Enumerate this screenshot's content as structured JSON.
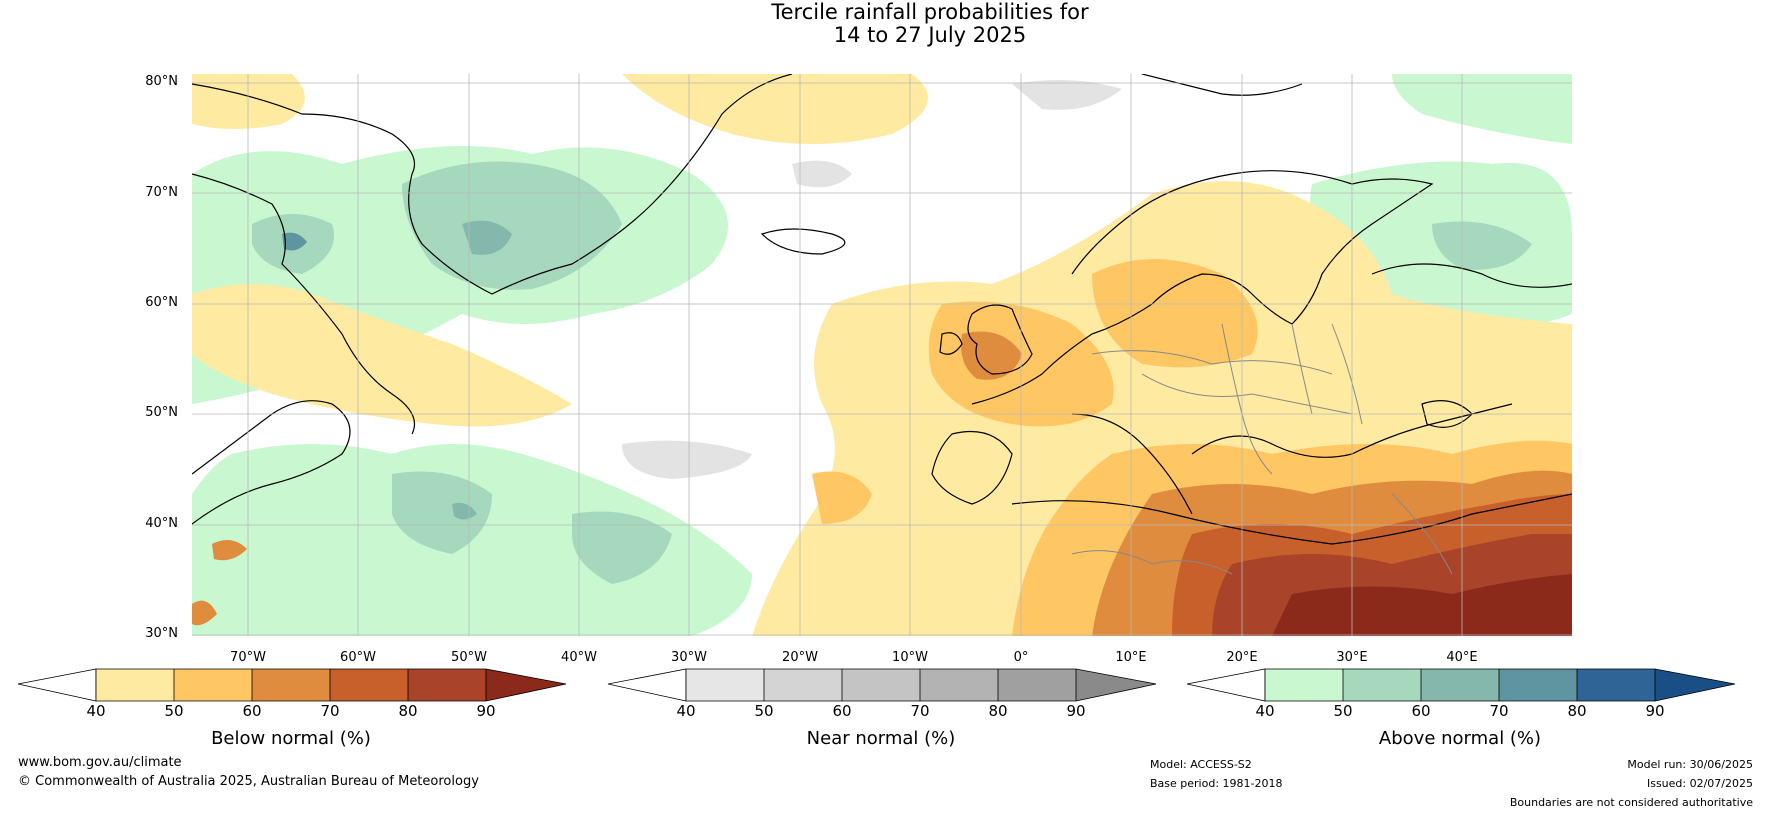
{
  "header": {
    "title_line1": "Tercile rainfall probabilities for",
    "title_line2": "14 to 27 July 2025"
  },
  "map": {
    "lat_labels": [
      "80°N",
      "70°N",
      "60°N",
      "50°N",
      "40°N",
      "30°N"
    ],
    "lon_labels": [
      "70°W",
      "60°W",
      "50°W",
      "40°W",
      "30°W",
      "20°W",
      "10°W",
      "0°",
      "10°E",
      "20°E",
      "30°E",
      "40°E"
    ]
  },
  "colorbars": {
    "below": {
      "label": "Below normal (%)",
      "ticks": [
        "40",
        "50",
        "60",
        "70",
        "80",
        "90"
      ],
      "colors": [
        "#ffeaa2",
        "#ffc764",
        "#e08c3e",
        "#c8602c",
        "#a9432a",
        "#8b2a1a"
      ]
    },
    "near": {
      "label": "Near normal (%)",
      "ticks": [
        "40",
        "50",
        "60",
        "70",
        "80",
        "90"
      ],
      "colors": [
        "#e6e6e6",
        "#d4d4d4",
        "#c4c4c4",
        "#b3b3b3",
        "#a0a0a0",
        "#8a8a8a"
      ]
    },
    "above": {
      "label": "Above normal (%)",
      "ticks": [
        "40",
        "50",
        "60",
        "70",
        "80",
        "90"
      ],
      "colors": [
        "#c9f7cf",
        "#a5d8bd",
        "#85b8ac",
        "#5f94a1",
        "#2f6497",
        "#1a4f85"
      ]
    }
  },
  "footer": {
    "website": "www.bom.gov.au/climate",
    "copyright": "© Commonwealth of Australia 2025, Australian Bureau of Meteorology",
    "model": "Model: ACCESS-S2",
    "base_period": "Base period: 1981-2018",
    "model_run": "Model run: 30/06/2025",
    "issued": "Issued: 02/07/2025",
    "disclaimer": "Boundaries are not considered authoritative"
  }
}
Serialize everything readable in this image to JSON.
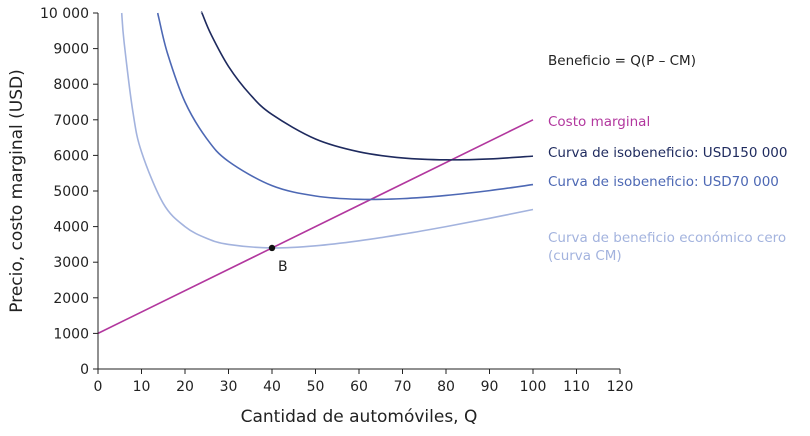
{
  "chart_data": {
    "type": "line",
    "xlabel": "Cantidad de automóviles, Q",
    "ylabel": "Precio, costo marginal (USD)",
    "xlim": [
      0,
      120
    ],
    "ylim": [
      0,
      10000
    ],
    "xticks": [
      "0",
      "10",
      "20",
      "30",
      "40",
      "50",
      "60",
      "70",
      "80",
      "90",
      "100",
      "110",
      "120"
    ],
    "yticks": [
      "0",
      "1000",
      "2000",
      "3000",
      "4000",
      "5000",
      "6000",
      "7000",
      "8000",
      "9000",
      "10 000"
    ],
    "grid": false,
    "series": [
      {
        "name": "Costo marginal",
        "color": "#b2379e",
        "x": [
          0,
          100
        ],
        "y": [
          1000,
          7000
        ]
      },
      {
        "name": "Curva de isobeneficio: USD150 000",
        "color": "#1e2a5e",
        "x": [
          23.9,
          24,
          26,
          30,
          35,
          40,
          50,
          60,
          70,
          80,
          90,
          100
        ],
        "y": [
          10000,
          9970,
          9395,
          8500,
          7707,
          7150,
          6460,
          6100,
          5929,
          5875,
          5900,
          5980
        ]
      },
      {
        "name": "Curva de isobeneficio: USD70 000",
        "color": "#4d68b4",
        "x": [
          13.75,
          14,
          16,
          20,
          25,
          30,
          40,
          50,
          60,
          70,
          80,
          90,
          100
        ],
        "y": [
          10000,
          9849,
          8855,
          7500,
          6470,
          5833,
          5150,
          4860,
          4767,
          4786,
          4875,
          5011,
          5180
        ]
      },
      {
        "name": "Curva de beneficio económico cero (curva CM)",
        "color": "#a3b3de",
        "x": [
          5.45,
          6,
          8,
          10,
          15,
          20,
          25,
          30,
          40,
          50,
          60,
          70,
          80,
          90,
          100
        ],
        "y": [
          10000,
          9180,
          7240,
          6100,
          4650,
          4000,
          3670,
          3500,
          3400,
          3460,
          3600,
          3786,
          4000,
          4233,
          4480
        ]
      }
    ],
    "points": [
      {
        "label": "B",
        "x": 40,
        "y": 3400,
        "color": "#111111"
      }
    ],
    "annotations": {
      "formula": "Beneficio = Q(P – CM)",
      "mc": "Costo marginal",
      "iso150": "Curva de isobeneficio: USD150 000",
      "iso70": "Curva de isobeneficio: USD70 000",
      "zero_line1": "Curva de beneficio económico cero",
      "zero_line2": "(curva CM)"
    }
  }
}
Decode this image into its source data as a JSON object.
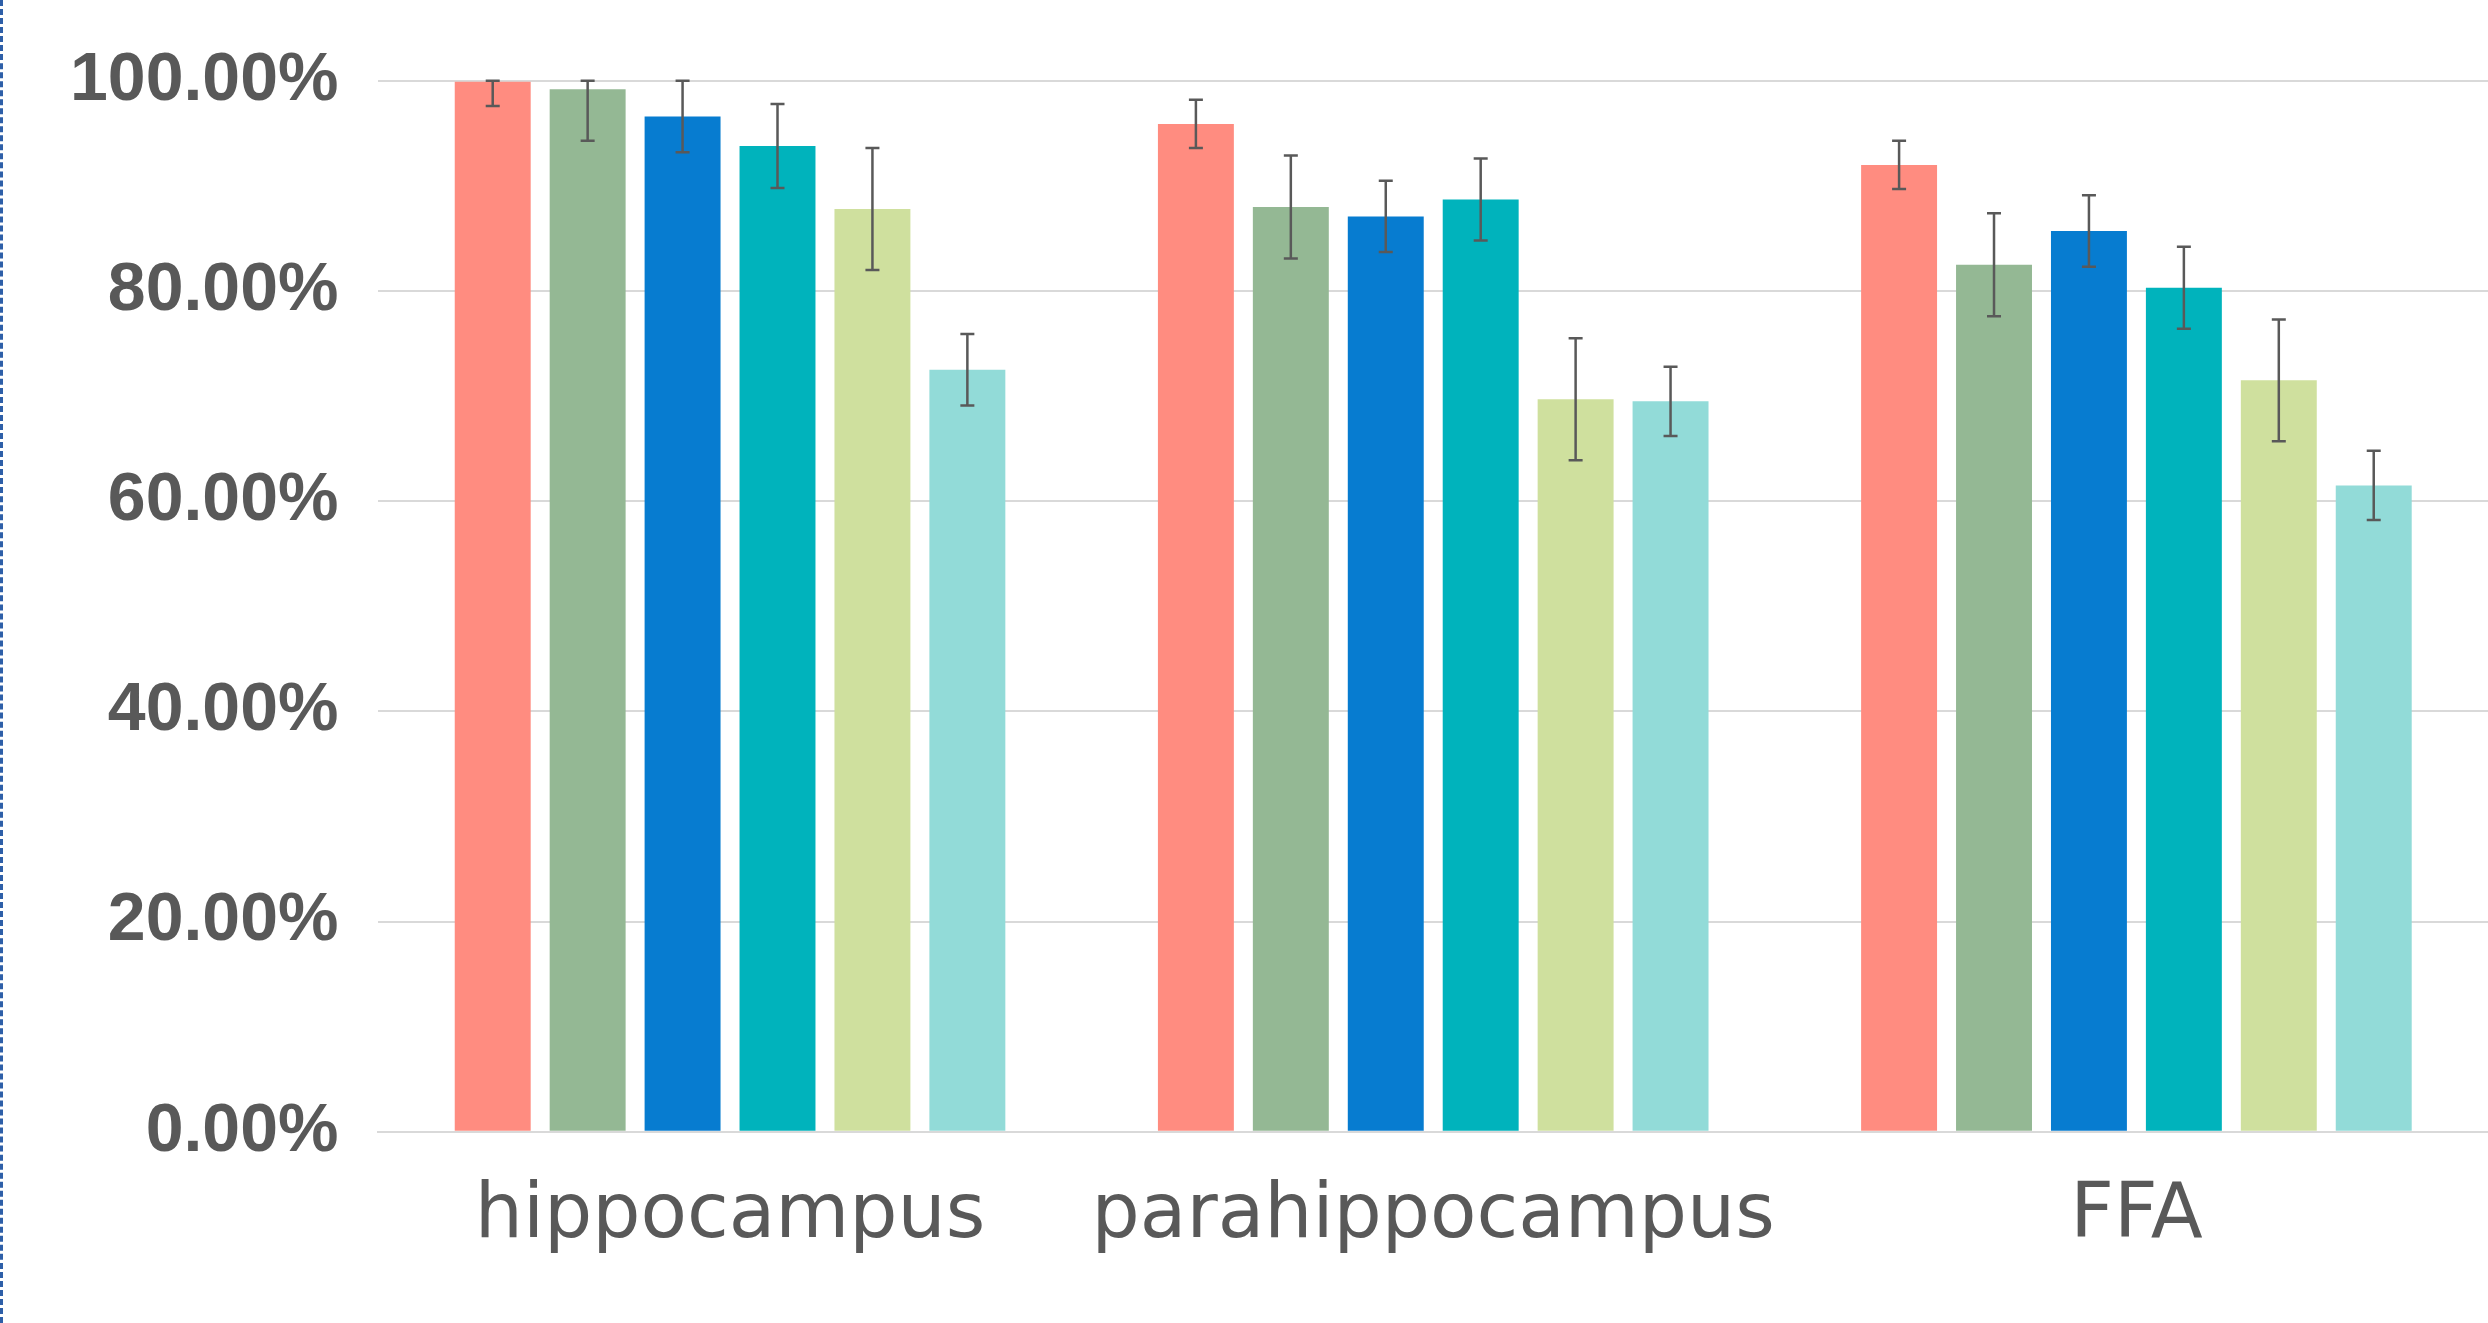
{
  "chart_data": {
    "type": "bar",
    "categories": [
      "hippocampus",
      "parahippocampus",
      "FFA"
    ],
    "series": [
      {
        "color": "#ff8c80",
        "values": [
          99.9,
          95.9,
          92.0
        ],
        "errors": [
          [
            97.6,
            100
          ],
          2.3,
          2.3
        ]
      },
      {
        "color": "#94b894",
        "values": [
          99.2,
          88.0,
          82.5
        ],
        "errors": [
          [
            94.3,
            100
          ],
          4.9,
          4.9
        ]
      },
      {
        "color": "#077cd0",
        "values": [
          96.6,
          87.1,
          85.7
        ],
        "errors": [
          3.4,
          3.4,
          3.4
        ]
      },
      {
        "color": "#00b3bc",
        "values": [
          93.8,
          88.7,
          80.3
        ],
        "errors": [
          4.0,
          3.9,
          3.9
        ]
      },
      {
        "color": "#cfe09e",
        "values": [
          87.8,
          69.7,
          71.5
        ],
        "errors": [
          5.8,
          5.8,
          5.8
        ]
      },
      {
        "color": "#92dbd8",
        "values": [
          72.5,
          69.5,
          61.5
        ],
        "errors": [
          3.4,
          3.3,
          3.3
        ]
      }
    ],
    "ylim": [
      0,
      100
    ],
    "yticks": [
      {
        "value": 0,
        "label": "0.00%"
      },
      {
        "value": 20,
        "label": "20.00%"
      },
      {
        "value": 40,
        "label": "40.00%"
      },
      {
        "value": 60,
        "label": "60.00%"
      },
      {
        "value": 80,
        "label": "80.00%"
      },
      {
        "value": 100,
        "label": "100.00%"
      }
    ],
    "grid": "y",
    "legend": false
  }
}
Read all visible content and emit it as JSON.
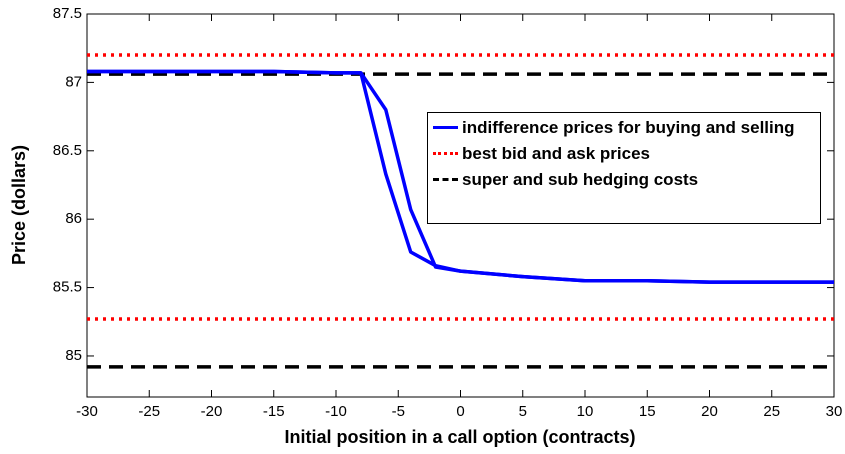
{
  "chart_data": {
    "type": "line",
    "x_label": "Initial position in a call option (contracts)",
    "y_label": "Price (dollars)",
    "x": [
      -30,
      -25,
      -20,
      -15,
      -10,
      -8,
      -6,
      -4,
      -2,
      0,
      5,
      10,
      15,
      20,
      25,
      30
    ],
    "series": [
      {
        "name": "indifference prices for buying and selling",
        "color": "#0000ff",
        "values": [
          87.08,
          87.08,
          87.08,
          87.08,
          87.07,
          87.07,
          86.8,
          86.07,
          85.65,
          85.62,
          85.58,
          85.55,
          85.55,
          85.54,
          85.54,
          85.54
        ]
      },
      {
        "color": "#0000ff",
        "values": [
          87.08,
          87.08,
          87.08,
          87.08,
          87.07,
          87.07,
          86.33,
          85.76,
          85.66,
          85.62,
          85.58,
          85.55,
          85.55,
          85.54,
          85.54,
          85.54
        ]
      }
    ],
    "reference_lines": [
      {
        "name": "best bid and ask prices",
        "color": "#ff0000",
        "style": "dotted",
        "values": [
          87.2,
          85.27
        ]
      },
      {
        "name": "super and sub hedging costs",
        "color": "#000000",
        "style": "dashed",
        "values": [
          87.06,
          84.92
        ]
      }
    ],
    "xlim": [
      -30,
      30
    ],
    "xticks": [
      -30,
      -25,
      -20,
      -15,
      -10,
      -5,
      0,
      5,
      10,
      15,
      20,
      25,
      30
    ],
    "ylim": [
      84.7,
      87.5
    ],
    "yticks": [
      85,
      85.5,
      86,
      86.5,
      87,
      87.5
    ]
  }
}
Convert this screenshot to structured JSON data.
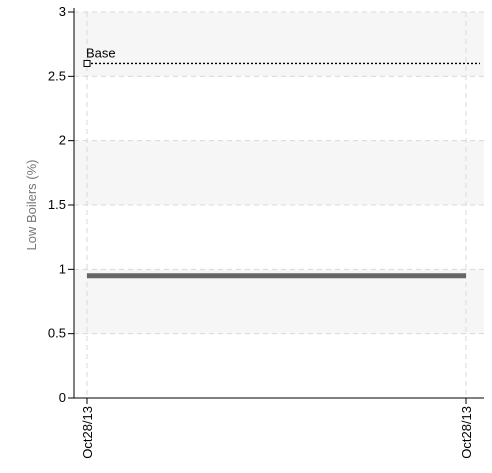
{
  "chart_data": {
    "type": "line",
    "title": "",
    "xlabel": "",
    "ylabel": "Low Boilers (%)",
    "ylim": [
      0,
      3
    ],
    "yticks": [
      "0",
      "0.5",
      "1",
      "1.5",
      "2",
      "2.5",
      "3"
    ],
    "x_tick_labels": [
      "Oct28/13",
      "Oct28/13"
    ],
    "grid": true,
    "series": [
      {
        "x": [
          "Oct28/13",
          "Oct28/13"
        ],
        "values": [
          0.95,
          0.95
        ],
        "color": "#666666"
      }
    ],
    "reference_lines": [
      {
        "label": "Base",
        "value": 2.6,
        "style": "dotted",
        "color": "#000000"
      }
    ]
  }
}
┄┄┄┄┄┄┄┄┄┄
**What you are asked to do**
Tally the lines of the records holding the word "isobeneficio", then state only the tally.

**Exercise output**
4